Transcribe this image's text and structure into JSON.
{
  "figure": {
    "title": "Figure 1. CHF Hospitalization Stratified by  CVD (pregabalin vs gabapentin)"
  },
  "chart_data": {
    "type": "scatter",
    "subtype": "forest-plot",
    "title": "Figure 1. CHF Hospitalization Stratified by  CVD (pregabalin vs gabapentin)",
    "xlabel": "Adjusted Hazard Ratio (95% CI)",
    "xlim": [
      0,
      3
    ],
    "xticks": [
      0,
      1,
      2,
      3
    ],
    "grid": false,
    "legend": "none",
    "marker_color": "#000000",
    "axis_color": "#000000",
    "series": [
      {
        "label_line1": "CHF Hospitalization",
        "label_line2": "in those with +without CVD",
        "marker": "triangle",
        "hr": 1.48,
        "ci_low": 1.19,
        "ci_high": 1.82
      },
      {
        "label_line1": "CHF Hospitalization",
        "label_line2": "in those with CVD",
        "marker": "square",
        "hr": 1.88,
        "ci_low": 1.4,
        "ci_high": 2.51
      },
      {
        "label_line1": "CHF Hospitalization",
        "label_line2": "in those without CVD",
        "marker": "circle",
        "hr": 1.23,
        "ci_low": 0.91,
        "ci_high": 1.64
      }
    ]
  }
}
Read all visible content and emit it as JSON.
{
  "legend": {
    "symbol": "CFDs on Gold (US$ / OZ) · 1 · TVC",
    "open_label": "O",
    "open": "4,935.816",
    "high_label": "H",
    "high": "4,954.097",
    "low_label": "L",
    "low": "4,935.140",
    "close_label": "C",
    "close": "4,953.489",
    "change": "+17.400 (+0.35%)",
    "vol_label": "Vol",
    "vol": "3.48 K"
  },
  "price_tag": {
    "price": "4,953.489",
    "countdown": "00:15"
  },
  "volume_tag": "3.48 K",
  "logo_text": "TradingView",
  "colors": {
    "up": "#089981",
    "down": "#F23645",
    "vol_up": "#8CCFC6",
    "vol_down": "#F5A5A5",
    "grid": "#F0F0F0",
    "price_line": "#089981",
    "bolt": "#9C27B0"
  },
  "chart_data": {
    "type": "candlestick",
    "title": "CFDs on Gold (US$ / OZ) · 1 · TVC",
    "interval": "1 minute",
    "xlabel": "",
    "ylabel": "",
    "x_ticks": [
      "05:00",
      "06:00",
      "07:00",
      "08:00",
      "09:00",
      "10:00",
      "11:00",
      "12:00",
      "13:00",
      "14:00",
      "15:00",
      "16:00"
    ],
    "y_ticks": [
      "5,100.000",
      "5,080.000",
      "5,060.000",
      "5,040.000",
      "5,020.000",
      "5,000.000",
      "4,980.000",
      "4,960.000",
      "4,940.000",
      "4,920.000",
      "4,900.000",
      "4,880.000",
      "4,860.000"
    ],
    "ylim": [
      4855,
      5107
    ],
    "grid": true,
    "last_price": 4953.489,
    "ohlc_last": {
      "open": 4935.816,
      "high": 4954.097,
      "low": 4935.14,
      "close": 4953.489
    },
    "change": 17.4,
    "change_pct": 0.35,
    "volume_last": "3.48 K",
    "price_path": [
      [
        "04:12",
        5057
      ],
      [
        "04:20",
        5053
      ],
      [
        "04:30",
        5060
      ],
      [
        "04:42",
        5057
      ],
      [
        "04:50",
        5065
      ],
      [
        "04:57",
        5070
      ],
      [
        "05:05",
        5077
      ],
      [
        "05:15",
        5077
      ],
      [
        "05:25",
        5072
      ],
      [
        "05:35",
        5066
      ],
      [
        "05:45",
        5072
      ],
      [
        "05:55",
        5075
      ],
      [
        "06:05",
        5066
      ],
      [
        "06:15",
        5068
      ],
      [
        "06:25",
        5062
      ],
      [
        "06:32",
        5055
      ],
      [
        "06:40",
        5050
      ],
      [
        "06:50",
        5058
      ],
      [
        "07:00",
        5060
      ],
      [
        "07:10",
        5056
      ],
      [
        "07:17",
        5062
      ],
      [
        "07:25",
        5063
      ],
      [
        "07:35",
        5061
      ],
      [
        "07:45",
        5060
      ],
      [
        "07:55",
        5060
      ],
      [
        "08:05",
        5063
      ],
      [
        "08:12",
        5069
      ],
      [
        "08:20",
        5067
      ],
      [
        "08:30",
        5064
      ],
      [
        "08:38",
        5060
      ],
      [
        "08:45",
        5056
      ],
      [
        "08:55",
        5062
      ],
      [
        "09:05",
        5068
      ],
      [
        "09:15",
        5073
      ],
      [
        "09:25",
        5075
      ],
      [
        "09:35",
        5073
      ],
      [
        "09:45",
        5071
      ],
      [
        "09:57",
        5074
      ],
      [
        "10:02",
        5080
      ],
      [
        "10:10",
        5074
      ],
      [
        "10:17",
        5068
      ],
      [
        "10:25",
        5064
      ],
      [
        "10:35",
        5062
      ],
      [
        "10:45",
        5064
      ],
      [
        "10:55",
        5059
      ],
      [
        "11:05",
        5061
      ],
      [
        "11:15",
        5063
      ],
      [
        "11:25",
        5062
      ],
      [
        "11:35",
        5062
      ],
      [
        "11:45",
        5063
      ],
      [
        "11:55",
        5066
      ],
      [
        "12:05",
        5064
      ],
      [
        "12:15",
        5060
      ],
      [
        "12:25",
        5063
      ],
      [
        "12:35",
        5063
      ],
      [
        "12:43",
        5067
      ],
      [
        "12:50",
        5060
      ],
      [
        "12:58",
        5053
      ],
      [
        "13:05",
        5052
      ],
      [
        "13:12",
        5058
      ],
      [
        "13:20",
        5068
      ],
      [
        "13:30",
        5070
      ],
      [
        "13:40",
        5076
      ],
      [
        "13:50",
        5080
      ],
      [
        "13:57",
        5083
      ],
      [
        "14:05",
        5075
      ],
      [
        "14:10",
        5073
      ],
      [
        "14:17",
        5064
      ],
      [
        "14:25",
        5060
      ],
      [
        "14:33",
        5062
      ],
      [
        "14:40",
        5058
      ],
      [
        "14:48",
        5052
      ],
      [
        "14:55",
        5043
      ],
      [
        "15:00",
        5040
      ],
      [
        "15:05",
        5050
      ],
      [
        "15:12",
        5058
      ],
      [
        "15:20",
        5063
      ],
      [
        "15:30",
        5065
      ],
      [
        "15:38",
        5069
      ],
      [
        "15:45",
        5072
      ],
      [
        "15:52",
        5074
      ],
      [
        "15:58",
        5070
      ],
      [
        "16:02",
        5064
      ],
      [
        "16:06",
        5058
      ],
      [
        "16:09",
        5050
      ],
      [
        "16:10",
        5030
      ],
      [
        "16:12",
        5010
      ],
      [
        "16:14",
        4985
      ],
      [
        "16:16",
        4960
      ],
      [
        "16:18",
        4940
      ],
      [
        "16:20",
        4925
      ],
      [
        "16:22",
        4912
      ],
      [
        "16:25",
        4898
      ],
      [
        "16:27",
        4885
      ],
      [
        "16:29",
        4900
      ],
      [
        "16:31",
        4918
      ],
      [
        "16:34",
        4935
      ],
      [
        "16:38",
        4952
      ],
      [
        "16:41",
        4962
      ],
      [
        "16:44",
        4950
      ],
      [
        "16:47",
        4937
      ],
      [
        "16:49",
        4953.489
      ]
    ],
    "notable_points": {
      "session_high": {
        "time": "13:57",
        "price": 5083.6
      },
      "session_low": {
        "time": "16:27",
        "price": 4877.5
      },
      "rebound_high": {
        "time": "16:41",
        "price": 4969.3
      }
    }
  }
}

- EXERCISE DESCRIPTION -
Print every entry exactly as it appears.

- SOLUTION BELOW -
Transcribe this image's text and structure into JSON.
{
  "figure": {
    "title": "Figure 1. CHF Hospitalization Stratified by  CVD (pregabalin vs gabapentin)"
  },
  "chart_data": {
    "type": "scatter",
    "subtype": "forest-plot",
    "title": "Figure 1. CHF Hospitalization Stratified by  CVD (pregabalin vs gabapentin)",
    "xlabel": "Adjusted Hazard Ratio (95% CI)",
    "xlim": [
      0,
      3
    ],
    "xticks": [
      0,
      1,
      2,
      3
    ],
    "grid": false,
    "legend": "none",
    "marker_color": "#000000",
    "axis_color": "#000000",
    "series": [
      {
        "label_line1": "CHF Hospitalization",
        "label_line2": "in those with +without CVD",
        "marker": "triangle",
        "hr": 1.48,
        "ci_low": 1.19,
        "ci_high": 1.82
      },
      {
        "label_line1": "CHF Hospitalization",
        "label_line2": "in those with CVD",
        "marker": "square",
        "hr": 1.88,
        "ci_low": 1.4,
        "ci_high": 2.51
      },
      {
        "label_line1": "CHF Hospitalization",
        "label_line2": "in those without CVD",
        "marker": "circle",
        "hr": 1.23,
        "ci_low": 0.91,
        "ci_high": 1.64
      }
    ]
  }
}
Read all visible content and emit it as JSON.
{
  "legend": {
    "symbol": "CFDs on Gold (US$ / OZ) · 1 · TVC",
    "open_label": "O",
    "open": "4,935.816",
    "high_label": "H",
    "high": "4,954.097",
    "low_label": "L",
    "low": "4,935.140",
    "close_label": "C",
    "close": "4,953.489",
    "change": "+17.400 (+0.35%)",
    "vol_label": "Vol",
    "vol": "3.48 K"
  },
  "price_tag": {
    "price": "4,953.489",
    "countdown": "00:15"
  },
  "volume_tag": "3.48 K",
  "logo_text": "TradingView",
  "colors": {
    "up": "#089981",
    "down": "#F23645",
    "vol_up": "#8CCFC6",
    "vol_down": "#F5A5A5",
    "grid": "#F0F0F0",
    "price_line": "#089981",
    "bolt": "#9C27B0"
  },
  "chart_data": {
    "type": "candlestick",
    "title": "CFDs on Gold (US$ / OZ) · 1 · TVC",
    "interval": "1 minute",
    "xlabel": "",
    "ylabel": "",
    "x_ticks": [
      "05:00",
      "06:00",
      "07:00",
      "08:00",
      "09:00",
      "10:00",
      "11:00",
      "12:00",
      "13:00",
      "14:00",
      "15:00",
      "16:00"
    ],
    "y_ticks": [
      "5,100.000",
      "5,080.000",
      "5,060.000",
      "5,040.000",
      "5,020.000",
      "5,000.000",
      "4,980.000",
      "4,960.000",
      "4,940.000",
      "4,920.000",
      "4,900.000",
      "4,880.000",
      "4,860.000"
    ],
    "ylim": [
      4855,
      5107
    ],
    "grid": true,
    "last_price": 4953.489,
    "ohlc_last": {
      "open": 4935.816,
      "high": 4954.097,
      "low": 4935.14,
      "close": 4953.489
    },
    "change": 17.4,
    "change_pct": 0.35,
    "volume_last": "3.48 K",
    "price_path": [
      [
        "04:12",
        5057
      ],
      [
        "04:20",
        5053
      ],
      [
        "04:30",
        5060
      ],
      [
        "04:42",
        5057
      ],
      [
        "04:50",
        5065
      ],
      [
        "04:57",
        5070
      ],
      [
        "05:05",
        5077
      ],
      [
        "05:15",
        5077
      ],
      [
        "05:25",
        5072
      ],
      [
        "05:35",
        5066
      ],
      [
        "05:45",
        5072
      ],
      [
        "05:55",
        5075
      ],
      [
        "06:05",
        5066
      ],
      [
        "06:15",
        5068
      ],
      [
        "06:25",
        5062
      ],
      [
        "06:32",
        5055
      ],
      [
        "06:40",
        5050
      ],
      [
        "06:50",
        5058
      ],
      [
        "07:00",
        5060
      ],
      [
        "07:10",
        5056
      ],
      [
        "07:17",
        5062
      ],
      [
        "07:25",
        5063
      ],
      [
        "07:35",
        5061
      ],
      [
        "07:45",
        5060
      ],
      [
        "07:55",
        5060
      ],
      [
        "08:05",
        5063
      ],
      [
        "08:12",
        5069
      ],
      [
        "08:20",
        5067
      ],
      [
        "08:30",
        5064
      ],
      [
        "08:38",
        5060
      ],
      [
        "08:45",
        5056
      ],
      [
        "08:55",
        5062
      ],
      [
        "09:05",
        5068
      ],
      [
        "09:15",
        5073
      ],
      [
        "09:25",
        5075
      ],
      [
        "09:35",
        5073
      ],
      [
        "09:45",
        5071
      ],
      [
        "09:57",
        5074
      ],
      [
        "10:02",
        5080
      ],
      [
        "10:10",
        5074
      ],
      [
        "10:17",
        5068
      ],
      [
        "10:25",
        5064
      ],
      [
        "10:35",
        5062
      ],
      [
        "10:45",
        5064
      ],
      [
        "10:55",
        5059
      ],
      [
        "11:05",
        5061
      ],
      [
        "11:15",
        5063
      ],
      [
        "11:25",
        5062
      ],
      [
        "11:35",
        5062
      ],
      [
        "11:45",
        5063
      ],
      [
        "11:55",
        5066
      ],
      [
        "12:05",
        5064
      ],
      [
        "12:15",
        5060
      ],
      [
        "12:25",
        5063
      ],
      [
        "12:35",
        5063
      ],
      [
        "12:43",
        5067
      ],
      [
        "12:50",
        5060
      ],
      [
        "12:58",
        5053
      ],
      [
        "13:05",
        5052
      ],
      [
        "13:12",
        5058
      ],
      [
        "13:20",
        5068
      ],
      [
        "13:30",
        5070
      ],
      [
        "13:40",
        5076
      ],
      [
        "13:50",
        5080
      ],
      [
        "13:57",
        5083
      ],
      [
        "14:05",
        5075
      ],
      [
        "14:10",
        5073
      ],
      [
        "14:17",
        5064
      ],
      [
        "14:25",
        5060
      ],
      [
        "14:33",
        5062
      ],
      [
        "14:40",
        5058
      ],
      [
        "14:48",
        5052
      ],
      [
        "14:55",
        5043
      ],
      [
        "15:00",
        5040
      ],
      [
        "15:05",
        5050
      ],
      [
        "15:12",
        5058
      ],
      [
        "15:20",
        5063
      ],
      [
        "15:30",
        5065
      ],
      [
        "15:38",
        5069
      ],
      [
        "15:45",
        5072
      ],
      [
        "15:52",
        5074
      ],
      [
        "15:58",
        5070
      ],
      [
        "16:02",
        5064
      ],
      [
        "16:06",
        5058
      ],
      [
        "16:09",
        5050
      ],
      [
        "16:10",
        5030
      ],
      [
        "16:12",
        5010
      ],
      [
        "16:14",
        4985
      ],
      [
        "16:16",
        4960
      ],
      [
        "16:18",
        4940
      ],
      [
        "16:20",
        4925
      ],
      [
        "16:22",
        4912
      ],
      [
        "16:25",
        4898
      ],
      [
        "16:27",
        4885
      ],
      [
        "16:29",
        4900
      ],
      [
        "16:31",
        4918
      ],
      [
        "16:34",
        4935
      ],
      [
        "16:38",
        4952
      ],
      [
        "16:41",
        4962
      ],
      [
        "16:44",
        4950
      ],
      [
        "16:47",
        4937
      ],
      [
        "16:49",
        4953.489
      ]
    ],
    "notable_points": {
      "session_high": {
        "time": "13:57",
        "price": 5083.6
      },
      "session_low": {
        "time": "16:27",
        "price": 4877.5
      },
      "rebound_high": {
        "time": "16:41",
        "price": 4969.3
      }
    }
  }
}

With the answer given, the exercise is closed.